To do
How many of the lines that follow contain the word "French"? Give only the number.

Stored items from a collection
[BEGIN]
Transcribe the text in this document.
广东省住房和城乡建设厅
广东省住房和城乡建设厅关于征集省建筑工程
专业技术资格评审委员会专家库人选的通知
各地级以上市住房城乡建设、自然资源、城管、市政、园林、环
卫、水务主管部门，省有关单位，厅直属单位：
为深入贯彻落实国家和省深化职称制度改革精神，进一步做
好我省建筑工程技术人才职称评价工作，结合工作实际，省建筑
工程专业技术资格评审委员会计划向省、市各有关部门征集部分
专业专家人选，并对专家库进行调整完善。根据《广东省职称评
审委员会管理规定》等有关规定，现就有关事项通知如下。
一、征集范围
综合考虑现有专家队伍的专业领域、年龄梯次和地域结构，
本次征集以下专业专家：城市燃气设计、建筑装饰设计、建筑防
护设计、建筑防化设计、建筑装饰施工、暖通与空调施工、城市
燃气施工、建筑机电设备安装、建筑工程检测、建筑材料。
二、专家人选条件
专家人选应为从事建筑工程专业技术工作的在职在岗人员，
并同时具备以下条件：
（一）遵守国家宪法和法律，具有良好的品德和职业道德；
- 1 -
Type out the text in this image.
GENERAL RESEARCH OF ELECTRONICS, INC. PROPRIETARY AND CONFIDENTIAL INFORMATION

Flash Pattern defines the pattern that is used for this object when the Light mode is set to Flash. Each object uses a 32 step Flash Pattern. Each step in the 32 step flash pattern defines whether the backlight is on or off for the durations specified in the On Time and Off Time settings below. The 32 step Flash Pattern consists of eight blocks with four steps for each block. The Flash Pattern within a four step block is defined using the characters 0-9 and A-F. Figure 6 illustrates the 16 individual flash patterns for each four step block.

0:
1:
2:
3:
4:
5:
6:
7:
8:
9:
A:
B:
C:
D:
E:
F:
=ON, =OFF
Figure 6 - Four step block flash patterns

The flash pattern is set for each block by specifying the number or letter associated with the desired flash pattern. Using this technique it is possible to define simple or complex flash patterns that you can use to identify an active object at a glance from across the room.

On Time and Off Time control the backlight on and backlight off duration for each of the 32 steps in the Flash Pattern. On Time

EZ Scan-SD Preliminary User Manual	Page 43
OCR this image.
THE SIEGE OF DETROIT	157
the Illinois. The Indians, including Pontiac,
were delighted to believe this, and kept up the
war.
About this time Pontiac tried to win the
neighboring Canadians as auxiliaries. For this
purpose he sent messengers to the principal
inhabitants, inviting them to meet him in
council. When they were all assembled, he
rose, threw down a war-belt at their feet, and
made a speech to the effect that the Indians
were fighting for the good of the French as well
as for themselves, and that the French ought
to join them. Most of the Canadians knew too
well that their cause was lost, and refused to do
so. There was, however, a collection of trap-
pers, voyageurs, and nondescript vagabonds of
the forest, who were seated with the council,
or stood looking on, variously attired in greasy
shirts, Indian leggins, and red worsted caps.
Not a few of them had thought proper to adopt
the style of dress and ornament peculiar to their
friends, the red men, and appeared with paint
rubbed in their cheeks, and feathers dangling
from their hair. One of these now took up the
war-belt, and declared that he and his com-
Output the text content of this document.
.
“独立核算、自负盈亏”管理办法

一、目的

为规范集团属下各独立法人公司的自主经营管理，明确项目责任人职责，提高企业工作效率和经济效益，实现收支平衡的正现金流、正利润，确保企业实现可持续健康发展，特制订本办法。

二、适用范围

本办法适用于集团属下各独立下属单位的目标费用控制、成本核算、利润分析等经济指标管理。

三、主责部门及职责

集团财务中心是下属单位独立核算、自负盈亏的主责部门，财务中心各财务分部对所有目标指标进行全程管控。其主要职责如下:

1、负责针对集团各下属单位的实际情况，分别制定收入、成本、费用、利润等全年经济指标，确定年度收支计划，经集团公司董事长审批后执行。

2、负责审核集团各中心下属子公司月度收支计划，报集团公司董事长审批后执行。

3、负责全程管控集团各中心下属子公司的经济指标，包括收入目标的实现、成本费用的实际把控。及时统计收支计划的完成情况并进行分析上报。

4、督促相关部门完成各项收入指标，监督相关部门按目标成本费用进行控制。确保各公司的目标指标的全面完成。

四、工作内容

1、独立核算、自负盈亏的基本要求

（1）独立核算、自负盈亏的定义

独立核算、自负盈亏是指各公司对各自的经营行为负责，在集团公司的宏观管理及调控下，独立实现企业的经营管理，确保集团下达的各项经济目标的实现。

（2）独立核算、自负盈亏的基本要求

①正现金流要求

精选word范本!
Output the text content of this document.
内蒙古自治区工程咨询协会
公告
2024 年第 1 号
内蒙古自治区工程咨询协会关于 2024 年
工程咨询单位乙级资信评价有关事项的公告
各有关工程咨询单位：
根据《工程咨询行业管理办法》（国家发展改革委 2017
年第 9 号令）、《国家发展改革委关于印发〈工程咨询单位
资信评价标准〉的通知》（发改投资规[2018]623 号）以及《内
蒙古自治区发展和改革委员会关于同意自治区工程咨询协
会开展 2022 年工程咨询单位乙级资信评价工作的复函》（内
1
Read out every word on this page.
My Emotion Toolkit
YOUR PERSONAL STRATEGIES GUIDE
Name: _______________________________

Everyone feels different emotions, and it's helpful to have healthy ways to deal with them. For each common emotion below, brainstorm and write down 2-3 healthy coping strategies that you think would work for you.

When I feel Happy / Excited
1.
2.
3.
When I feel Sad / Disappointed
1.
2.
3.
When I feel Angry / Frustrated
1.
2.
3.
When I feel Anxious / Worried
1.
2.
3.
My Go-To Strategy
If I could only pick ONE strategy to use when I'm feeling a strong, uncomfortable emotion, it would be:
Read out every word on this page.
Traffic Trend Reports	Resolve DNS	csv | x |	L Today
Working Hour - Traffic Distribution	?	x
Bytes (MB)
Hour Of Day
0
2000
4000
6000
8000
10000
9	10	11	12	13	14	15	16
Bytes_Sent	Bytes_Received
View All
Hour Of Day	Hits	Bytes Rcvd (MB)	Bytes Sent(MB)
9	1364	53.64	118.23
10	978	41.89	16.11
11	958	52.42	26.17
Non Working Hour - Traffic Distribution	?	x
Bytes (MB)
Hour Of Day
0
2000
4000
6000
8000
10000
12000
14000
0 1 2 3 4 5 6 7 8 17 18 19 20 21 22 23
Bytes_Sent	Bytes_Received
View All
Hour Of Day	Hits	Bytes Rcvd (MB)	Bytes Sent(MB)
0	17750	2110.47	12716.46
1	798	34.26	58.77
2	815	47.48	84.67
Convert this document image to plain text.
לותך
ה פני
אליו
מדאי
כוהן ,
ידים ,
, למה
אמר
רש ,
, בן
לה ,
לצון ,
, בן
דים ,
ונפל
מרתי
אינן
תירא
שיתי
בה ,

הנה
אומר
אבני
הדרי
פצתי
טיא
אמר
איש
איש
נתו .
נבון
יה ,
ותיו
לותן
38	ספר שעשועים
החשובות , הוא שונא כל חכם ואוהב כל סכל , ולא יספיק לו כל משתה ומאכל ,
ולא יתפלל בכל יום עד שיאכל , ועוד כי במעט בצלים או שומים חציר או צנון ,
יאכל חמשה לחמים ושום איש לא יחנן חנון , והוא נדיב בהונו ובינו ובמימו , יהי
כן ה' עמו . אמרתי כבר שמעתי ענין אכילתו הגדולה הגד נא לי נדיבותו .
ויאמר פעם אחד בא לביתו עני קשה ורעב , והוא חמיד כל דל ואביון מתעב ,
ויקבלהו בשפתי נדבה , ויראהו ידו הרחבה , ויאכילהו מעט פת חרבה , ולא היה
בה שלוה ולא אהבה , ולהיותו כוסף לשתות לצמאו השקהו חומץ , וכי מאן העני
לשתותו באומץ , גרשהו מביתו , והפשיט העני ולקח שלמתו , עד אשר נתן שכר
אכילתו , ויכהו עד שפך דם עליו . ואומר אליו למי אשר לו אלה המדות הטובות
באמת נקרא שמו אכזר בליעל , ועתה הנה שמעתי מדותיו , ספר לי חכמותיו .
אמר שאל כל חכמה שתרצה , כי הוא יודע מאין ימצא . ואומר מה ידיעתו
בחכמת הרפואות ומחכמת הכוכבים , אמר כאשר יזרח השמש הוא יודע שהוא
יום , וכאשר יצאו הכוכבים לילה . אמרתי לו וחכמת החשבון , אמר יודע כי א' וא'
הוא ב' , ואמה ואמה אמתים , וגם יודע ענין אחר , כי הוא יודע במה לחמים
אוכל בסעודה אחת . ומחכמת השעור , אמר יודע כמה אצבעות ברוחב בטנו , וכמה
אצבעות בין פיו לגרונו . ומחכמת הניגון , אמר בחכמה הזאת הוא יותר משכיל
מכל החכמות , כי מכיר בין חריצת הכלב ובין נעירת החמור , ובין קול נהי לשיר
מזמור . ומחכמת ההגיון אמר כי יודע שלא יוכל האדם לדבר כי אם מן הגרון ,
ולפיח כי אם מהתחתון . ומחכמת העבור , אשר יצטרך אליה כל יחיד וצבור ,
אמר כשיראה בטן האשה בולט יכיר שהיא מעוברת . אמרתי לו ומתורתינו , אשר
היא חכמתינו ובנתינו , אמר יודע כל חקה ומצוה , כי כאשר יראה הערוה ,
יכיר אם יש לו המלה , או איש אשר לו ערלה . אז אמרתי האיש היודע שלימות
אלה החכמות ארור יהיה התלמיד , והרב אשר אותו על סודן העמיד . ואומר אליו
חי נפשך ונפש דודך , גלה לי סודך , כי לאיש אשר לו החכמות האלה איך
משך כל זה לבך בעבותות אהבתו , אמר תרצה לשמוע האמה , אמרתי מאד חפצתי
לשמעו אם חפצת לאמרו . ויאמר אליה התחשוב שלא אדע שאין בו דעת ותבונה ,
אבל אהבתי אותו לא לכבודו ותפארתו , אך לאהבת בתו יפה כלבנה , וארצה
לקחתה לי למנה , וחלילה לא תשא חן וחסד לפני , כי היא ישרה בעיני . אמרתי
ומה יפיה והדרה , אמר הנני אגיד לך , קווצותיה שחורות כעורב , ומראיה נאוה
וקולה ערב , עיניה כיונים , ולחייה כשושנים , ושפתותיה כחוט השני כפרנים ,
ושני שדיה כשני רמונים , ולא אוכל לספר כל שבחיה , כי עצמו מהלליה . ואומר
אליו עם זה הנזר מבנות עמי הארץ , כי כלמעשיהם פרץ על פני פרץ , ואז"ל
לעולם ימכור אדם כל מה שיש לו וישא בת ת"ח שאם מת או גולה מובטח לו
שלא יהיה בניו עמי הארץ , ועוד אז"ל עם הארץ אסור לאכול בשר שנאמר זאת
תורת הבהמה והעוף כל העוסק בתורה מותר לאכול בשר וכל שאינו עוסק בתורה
[END]
Written answer
2